In the listing below, find every line containing "学生自由操作后" and copy it out.

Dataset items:
########################################

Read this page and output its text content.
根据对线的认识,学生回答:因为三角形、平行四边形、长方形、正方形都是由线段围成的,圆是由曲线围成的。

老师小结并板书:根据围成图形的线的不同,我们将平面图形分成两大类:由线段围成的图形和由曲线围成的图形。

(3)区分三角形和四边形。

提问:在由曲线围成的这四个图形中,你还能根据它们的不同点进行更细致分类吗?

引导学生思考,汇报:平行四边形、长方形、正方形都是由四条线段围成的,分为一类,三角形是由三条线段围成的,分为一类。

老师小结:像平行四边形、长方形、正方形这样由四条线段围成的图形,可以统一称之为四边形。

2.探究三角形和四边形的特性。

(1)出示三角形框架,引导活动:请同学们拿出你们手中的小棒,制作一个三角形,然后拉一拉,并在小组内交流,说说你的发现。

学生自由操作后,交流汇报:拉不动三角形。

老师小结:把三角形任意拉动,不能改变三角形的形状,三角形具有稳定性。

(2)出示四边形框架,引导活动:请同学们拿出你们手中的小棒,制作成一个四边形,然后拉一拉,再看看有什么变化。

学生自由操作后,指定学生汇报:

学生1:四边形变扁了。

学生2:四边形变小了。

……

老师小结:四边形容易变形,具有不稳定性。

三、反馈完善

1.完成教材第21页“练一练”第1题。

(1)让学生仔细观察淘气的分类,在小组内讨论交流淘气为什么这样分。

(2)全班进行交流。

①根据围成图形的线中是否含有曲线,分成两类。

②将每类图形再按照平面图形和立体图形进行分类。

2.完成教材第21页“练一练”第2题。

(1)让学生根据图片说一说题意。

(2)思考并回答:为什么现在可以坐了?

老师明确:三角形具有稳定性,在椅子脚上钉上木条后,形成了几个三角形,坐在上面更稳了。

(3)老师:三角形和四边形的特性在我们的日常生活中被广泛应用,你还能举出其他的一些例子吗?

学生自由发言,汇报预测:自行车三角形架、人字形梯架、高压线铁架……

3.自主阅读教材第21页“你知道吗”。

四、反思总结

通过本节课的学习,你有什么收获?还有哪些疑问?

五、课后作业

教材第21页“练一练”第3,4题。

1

########################################

Task result:
学生自由操作后,交流汇报:拉不动三角形。
学生自由操作后,指定学生汇报:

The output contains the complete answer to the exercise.